▶ _OBJECTIVE_
Pull out every line with the word "Standard".

begin SUPPLIED MATERIAL

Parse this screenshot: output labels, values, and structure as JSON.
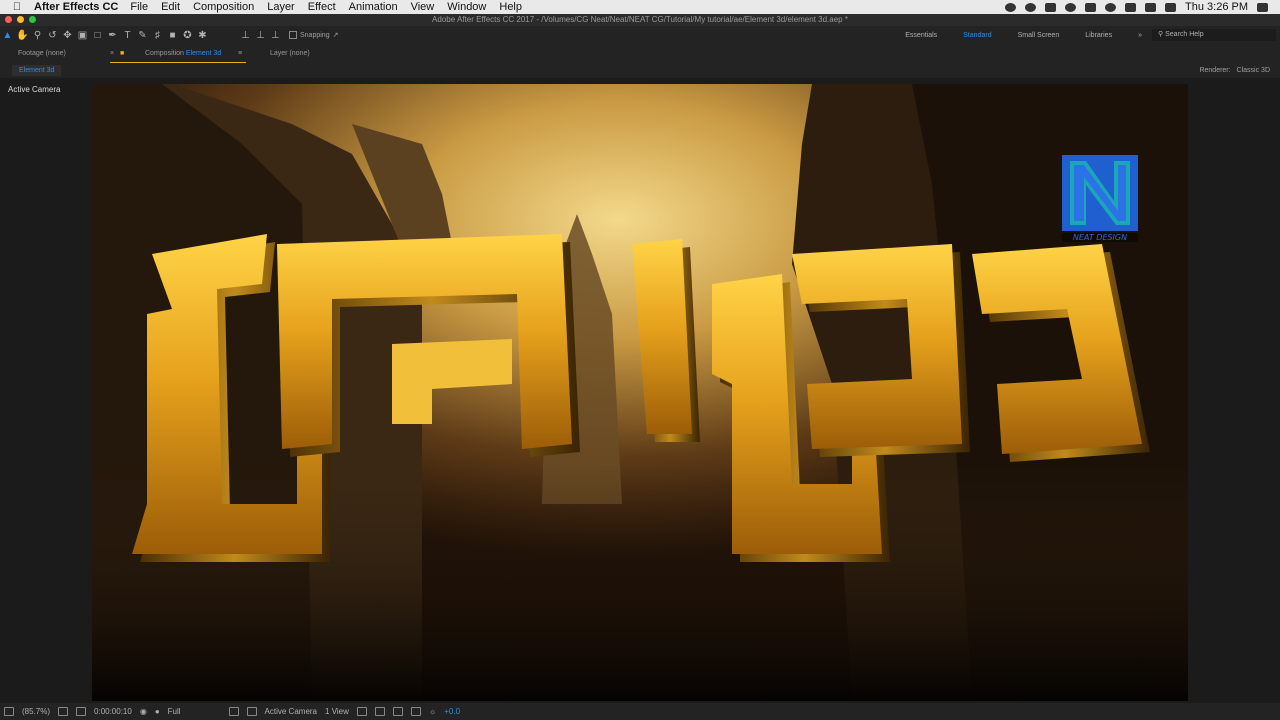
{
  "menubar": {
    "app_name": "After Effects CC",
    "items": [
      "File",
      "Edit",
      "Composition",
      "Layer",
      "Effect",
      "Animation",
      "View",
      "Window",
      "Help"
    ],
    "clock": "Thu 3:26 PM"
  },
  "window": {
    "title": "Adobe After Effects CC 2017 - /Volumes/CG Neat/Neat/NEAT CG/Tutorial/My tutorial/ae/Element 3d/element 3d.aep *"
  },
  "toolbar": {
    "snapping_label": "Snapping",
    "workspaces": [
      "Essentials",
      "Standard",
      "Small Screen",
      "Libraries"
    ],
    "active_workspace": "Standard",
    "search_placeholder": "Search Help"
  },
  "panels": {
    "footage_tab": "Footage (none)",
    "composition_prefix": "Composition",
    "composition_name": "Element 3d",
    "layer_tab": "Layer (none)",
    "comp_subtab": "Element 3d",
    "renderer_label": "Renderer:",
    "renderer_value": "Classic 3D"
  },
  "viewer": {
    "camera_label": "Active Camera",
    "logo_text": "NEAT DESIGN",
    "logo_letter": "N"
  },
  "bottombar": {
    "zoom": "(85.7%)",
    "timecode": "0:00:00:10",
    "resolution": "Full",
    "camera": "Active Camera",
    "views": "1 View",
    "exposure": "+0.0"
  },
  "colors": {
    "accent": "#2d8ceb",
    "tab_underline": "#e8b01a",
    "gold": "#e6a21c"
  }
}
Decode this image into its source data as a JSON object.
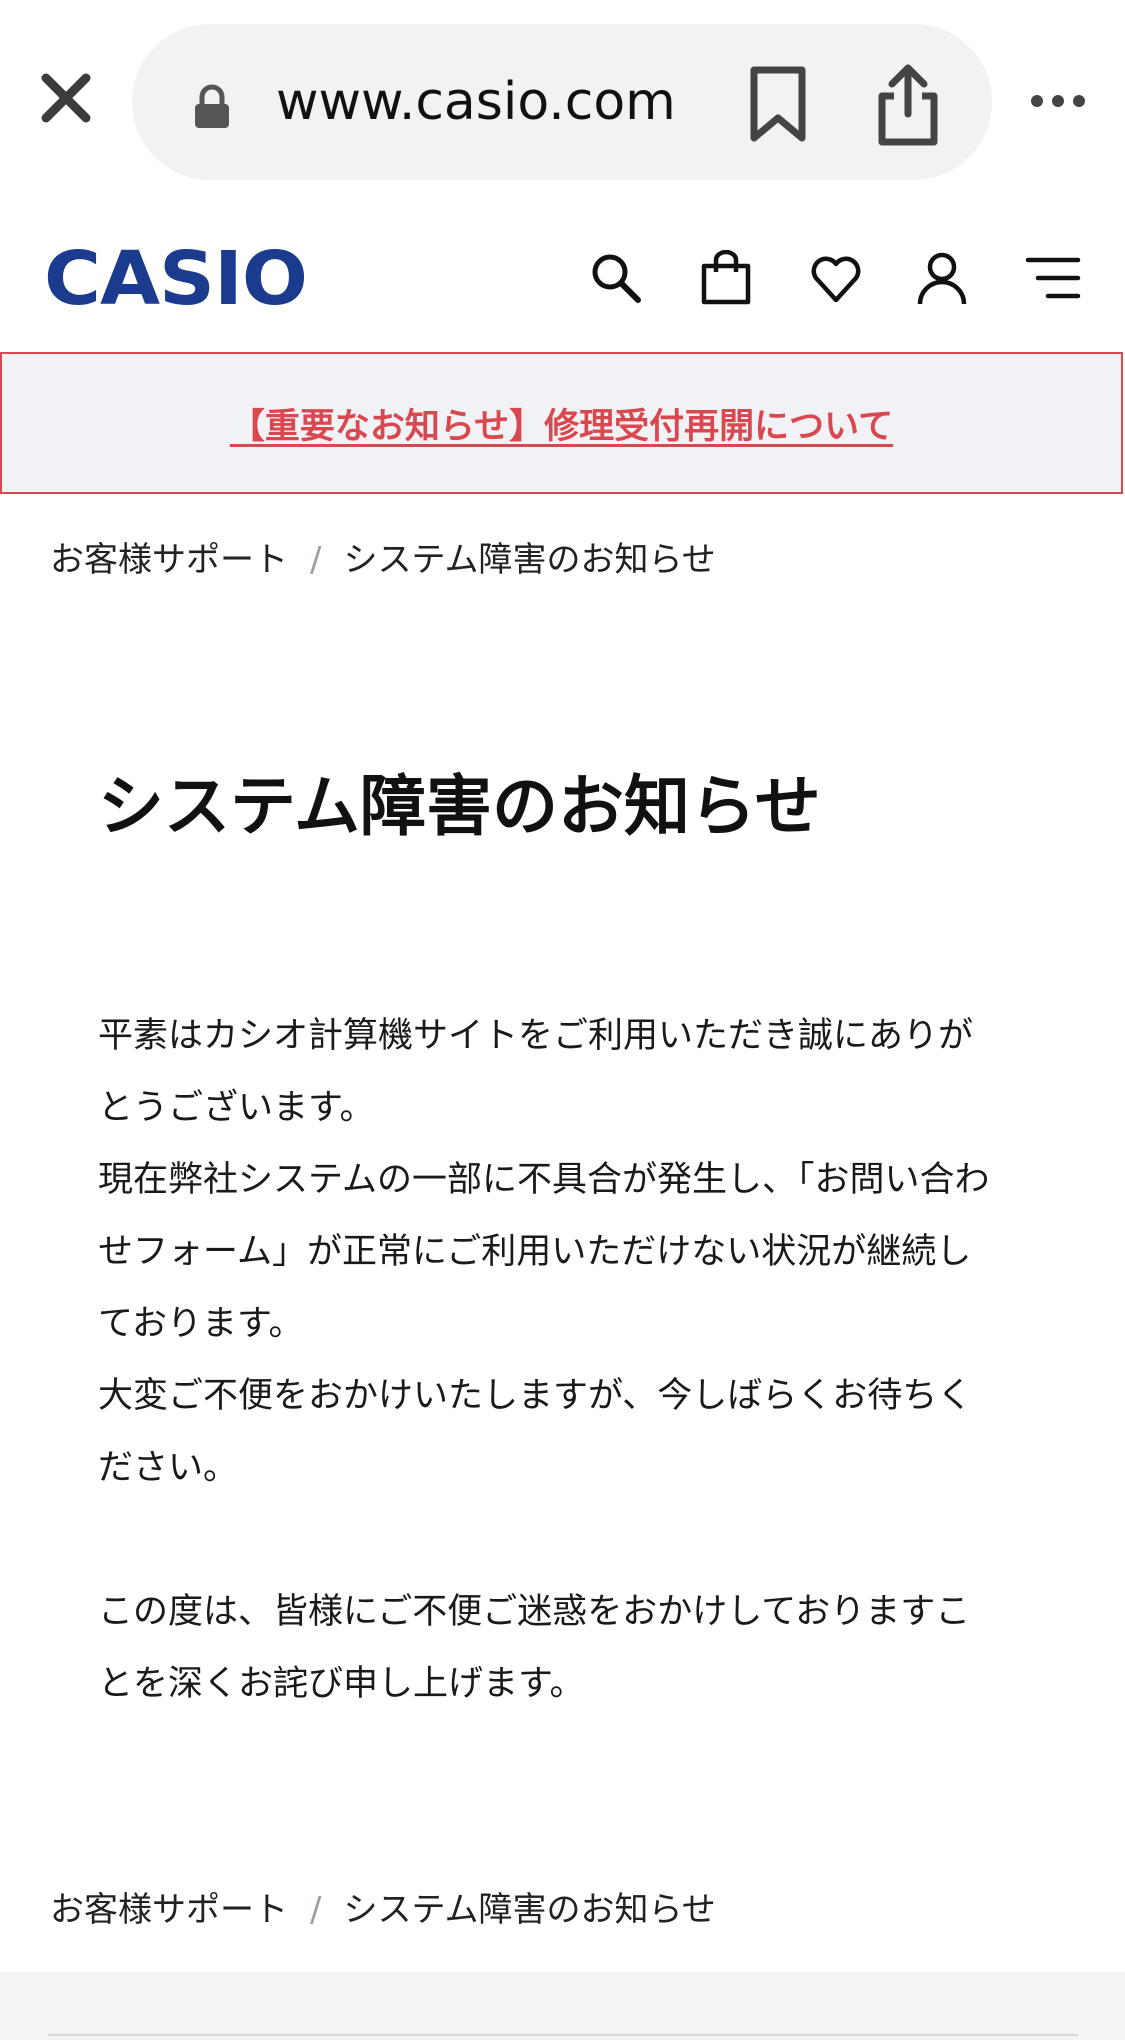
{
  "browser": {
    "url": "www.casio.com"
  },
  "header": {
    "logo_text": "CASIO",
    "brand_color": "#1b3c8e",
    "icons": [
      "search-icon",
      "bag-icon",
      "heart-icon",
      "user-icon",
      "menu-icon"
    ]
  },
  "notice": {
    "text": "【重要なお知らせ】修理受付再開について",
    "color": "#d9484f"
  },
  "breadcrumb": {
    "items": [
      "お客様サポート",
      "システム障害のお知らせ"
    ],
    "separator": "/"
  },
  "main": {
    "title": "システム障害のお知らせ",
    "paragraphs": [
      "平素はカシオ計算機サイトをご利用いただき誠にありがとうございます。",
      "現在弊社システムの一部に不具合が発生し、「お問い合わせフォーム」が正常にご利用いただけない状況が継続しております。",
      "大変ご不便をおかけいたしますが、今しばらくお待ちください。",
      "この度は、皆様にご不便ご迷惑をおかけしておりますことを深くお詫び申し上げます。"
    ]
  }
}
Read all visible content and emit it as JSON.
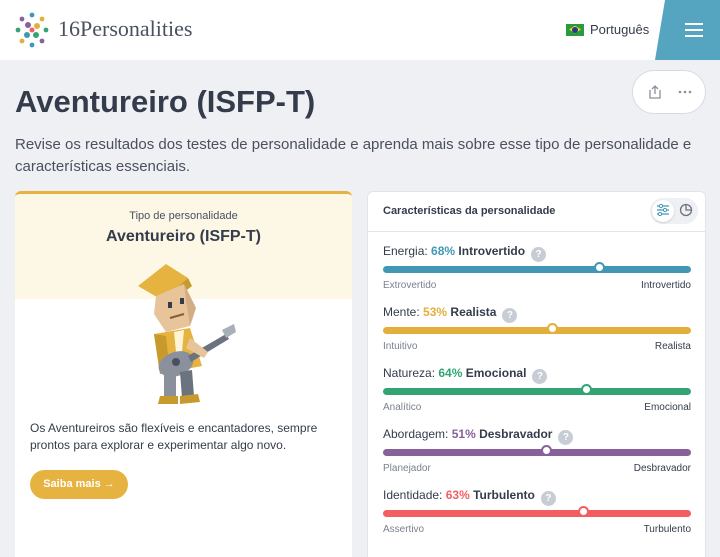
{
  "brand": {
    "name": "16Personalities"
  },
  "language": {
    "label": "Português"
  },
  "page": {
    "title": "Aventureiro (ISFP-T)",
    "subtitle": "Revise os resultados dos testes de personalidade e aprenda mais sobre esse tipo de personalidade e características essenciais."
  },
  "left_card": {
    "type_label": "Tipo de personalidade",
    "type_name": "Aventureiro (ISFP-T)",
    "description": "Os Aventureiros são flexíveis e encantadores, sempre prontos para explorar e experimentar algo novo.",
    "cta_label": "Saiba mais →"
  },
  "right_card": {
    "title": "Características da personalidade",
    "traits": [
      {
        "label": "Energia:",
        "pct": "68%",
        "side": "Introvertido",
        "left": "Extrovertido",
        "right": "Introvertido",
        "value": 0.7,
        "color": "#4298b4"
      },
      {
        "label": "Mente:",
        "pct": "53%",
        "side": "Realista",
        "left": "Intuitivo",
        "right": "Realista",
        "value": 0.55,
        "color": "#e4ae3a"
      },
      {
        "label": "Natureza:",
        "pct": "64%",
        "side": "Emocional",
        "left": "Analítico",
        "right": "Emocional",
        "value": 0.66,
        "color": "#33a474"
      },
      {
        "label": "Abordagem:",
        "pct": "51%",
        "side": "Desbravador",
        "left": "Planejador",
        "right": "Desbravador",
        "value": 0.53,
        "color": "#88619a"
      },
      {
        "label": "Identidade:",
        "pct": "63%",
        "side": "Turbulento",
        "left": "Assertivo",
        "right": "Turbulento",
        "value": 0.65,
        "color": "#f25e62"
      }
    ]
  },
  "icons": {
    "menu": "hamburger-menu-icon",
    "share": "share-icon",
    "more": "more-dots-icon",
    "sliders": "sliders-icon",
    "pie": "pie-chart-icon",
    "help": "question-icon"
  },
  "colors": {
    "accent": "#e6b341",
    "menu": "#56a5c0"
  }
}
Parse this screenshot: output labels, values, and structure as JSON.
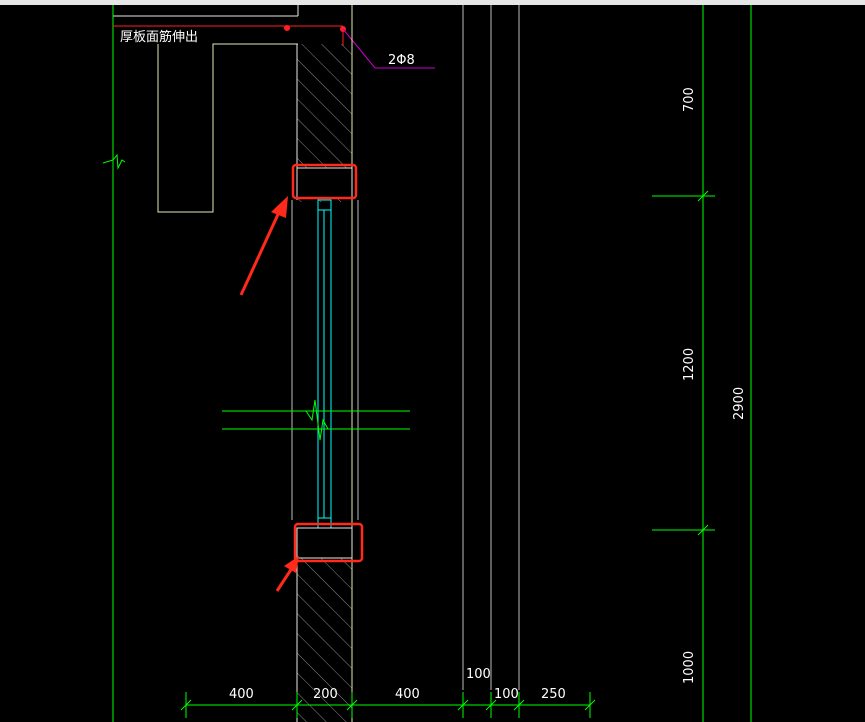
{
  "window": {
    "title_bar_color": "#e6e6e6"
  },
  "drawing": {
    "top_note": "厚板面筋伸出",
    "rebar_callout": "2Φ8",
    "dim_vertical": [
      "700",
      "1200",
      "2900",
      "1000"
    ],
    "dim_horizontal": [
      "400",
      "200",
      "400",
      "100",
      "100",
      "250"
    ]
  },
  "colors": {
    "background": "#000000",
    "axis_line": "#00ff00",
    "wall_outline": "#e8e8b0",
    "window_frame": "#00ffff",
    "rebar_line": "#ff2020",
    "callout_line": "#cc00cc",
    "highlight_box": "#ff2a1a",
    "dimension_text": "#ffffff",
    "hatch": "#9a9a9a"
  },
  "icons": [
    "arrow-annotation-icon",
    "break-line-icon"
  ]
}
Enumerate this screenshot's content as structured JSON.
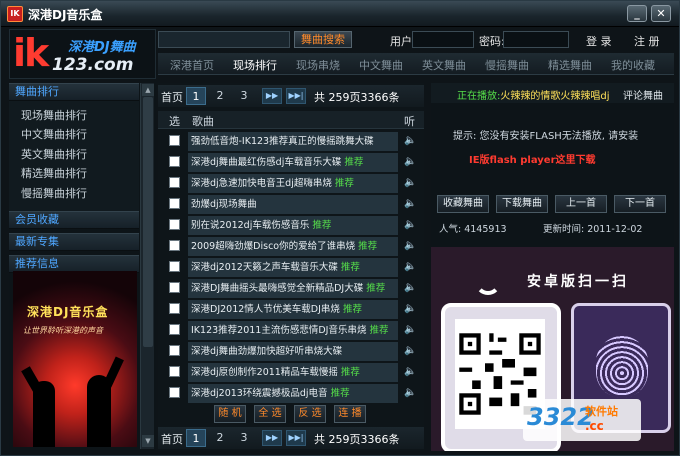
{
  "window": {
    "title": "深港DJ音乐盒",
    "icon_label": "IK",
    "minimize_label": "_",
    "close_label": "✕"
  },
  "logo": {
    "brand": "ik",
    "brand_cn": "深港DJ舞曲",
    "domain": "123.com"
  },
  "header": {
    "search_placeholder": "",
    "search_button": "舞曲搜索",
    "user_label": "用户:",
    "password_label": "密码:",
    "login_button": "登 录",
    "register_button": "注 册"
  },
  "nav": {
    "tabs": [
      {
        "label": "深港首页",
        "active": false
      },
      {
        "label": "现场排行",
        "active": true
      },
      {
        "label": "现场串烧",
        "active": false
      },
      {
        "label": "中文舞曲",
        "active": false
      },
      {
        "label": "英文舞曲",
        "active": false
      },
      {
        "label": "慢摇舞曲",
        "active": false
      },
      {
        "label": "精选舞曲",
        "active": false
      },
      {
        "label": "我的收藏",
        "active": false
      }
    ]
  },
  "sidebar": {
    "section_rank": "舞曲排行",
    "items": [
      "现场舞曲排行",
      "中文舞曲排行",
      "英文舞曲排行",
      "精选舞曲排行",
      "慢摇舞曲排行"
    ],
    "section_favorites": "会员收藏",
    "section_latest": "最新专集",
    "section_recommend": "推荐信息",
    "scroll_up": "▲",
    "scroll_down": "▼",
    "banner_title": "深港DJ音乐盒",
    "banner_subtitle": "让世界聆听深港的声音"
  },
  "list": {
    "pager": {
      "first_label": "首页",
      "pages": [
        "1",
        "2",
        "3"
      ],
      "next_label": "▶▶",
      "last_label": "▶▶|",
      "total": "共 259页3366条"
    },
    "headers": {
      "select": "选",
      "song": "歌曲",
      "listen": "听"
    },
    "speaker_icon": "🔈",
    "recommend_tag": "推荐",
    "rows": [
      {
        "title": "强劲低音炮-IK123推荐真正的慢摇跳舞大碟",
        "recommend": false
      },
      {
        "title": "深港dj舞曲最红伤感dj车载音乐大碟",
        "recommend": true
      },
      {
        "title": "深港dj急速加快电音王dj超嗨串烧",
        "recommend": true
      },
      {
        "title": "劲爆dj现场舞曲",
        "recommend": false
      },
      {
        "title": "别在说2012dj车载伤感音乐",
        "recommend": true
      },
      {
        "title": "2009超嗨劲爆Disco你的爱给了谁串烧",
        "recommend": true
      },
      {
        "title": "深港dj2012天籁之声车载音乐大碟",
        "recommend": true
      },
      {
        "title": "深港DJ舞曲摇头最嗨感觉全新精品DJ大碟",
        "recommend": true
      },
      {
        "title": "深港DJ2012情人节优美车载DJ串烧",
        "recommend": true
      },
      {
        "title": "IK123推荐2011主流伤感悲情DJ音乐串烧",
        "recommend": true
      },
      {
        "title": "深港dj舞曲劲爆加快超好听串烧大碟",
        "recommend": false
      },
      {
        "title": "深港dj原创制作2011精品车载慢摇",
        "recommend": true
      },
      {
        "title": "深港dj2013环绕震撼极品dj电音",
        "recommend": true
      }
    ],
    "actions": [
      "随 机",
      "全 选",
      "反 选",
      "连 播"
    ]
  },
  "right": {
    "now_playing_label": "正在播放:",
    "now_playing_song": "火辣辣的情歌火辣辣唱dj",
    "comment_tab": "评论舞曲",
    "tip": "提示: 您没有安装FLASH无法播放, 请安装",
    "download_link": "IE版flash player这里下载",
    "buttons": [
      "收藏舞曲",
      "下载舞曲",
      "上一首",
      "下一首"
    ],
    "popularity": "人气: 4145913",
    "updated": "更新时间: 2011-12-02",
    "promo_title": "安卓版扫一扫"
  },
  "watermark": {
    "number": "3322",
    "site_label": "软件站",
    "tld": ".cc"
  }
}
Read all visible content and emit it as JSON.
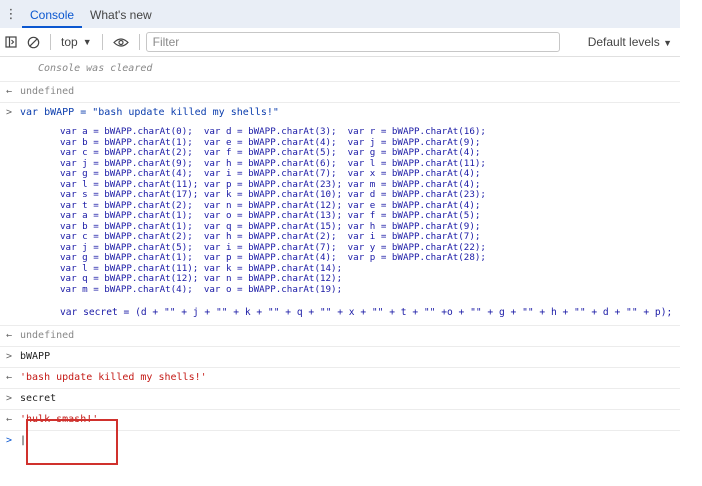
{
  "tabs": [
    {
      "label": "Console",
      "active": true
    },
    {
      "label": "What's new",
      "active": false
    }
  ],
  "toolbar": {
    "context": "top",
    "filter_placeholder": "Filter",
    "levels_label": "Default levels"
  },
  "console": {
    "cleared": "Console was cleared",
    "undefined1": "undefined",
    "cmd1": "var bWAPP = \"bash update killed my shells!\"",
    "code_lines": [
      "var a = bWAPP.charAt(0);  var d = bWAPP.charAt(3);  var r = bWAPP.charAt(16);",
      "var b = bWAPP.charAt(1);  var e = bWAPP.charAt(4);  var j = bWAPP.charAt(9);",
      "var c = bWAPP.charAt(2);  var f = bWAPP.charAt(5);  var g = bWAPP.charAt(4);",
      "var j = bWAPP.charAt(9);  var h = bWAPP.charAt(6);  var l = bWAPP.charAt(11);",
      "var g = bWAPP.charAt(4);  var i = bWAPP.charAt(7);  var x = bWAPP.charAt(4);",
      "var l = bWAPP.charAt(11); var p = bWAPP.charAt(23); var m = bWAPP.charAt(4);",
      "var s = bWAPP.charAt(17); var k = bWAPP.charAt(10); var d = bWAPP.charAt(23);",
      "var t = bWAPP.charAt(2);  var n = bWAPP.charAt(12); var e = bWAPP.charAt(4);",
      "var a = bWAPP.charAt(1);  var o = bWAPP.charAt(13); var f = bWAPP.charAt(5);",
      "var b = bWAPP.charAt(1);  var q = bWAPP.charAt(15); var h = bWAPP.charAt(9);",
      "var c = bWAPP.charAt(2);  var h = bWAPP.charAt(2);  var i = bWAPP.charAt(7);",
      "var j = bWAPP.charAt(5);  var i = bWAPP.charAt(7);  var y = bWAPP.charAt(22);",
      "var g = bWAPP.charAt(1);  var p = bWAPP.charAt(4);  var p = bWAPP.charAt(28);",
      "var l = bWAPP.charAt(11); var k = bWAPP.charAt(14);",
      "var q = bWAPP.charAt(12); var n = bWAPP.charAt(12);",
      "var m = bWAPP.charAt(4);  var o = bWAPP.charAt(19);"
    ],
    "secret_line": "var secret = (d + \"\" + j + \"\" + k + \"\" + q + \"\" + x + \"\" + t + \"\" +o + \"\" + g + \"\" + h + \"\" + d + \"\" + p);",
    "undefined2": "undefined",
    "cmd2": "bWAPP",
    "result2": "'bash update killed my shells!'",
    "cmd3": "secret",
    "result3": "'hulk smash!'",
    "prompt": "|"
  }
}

end SUPPLIED MATERIAL

▶ _TASK SOLUTION_
      "Standard",
    "active_workspace": "Standard",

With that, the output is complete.